YOUR INSTRUCTIONS: Reproduce without changes every item from the line containing "histogram-bar — [130, 130, 154, 394]" down to the line containing "xtick-label: 144sqm — [146, 402, 157, 438]", including both of those lines.
--
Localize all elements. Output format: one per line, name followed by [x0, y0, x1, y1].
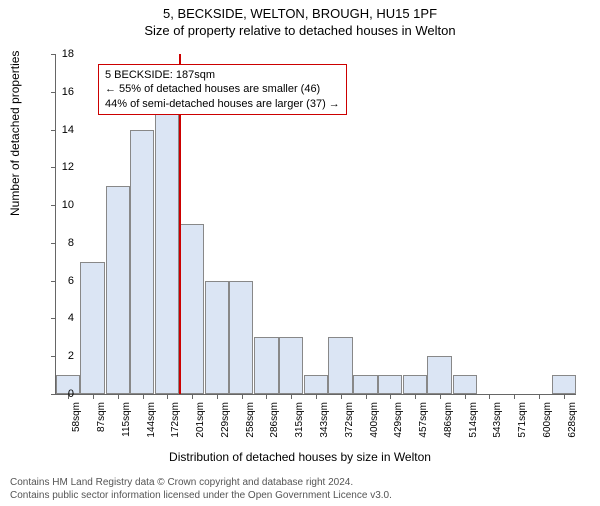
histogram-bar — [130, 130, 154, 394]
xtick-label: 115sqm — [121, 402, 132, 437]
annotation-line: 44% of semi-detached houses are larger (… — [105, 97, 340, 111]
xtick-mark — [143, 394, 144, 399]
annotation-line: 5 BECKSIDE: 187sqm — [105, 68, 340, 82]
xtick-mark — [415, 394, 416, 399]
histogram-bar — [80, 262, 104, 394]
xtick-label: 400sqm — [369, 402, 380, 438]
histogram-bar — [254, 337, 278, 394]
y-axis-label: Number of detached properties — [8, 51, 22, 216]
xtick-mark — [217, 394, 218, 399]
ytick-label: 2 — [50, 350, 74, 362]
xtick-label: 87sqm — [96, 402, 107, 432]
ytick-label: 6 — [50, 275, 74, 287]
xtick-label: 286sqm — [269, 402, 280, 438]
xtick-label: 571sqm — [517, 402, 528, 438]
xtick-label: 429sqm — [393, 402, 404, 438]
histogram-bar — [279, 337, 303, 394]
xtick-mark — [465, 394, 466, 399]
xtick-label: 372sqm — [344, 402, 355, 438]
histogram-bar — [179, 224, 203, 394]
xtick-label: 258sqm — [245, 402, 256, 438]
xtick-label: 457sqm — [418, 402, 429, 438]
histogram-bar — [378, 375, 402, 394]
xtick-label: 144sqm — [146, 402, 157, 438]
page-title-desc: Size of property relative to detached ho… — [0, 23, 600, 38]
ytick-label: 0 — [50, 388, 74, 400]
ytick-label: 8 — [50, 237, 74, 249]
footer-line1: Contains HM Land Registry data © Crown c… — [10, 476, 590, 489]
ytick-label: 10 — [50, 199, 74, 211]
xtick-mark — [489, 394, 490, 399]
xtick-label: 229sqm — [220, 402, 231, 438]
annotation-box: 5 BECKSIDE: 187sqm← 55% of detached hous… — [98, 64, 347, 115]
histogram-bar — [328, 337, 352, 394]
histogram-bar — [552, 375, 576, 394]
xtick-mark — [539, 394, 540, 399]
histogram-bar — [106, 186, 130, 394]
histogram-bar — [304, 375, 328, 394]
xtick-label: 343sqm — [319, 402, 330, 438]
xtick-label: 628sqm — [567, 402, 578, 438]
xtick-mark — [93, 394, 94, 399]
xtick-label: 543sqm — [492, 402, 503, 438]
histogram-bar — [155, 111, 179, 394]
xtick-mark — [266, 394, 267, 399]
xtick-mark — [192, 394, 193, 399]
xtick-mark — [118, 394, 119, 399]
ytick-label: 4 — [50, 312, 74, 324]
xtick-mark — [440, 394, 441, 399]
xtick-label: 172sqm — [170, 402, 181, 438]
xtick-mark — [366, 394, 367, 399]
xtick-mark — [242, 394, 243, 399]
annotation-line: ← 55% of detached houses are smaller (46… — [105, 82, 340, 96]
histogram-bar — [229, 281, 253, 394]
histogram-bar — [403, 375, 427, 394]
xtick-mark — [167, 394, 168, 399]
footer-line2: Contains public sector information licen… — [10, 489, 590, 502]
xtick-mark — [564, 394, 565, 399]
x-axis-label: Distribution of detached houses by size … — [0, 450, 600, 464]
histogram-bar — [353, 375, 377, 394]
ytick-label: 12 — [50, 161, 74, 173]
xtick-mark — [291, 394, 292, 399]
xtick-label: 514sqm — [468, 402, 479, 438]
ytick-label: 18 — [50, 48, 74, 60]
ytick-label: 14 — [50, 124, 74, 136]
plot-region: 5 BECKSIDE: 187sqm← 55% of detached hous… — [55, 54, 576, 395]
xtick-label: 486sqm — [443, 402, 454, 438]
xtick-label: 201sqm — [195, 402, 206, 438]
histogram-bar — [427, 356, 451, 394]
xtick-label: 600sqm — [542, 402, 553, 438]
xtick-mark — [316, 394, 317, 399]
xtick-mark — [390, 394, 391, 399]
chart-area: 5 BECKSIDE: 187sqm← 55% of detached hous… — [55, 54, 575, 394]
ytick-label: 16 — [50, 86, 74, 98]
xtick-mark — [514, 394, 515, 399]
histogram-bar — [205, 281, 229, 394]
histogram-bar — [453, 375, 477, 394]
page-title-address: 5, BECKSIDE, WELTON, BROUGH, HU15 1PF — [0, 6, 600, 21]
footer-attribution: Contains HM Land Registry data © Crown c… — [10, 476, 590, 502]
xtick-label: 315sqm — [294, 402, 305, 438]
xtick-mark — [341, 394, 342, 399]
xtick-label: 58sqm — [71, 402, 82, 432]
--
RESPONSE TO THE TASK:
histogram-bar — [130, 130, 154, 394]
xtick-label: 115sqm — [121, 402, 132, 437]
annotation-line: 44% of semi-detached houses are larger (… — [105, 97, 340, 111]
xtick-mark — [143, 394, 144, 399]
annotation-line: 5 BECKSIDE: 187sqm — [105, 68, 340, 82]
xtick-mark — [415, 394, 416, 399]
histogram-bar — [80, 262, 104, 394]
xtick-label: 400sqm — [369, 402, 380, 438]
histogram-bar — [254, 337, 278, 394]
y-axis-label: Number of detached properties — [8, 51, 22, 216]
xtick-mark — [217, 394, 218, 399]
ytick-label: 2 — [50, 350, 74, 362]
xtick-label: 87sqm — [96, 402, 107, 432]
ytick-label: 6 — [50, 275, 74, 287]
xtick-label: 286sqm — [269, 402, 280, 438]
xtick-label: 571sqm — [517, 402, 528, 438]
xtick-label: 429sqm — [393, 402, 404, 438]
histogram-bar — [279, 337, 303, 394]
xtick-mark — [465, 394, 466, 399]
xtick-label: 372sqm — [344, 402, 355, 438]
histogram-bar — [179, 224, 203, 394]
xtick-label: 258sqm — [245, 402, 256, 438]
xtick-label: 457sqm — [418, 402, 429, 438]
histogram-bar — [378, 375, 402, 394]
xtick-label: 144sqm — [146, 402, 157, 438]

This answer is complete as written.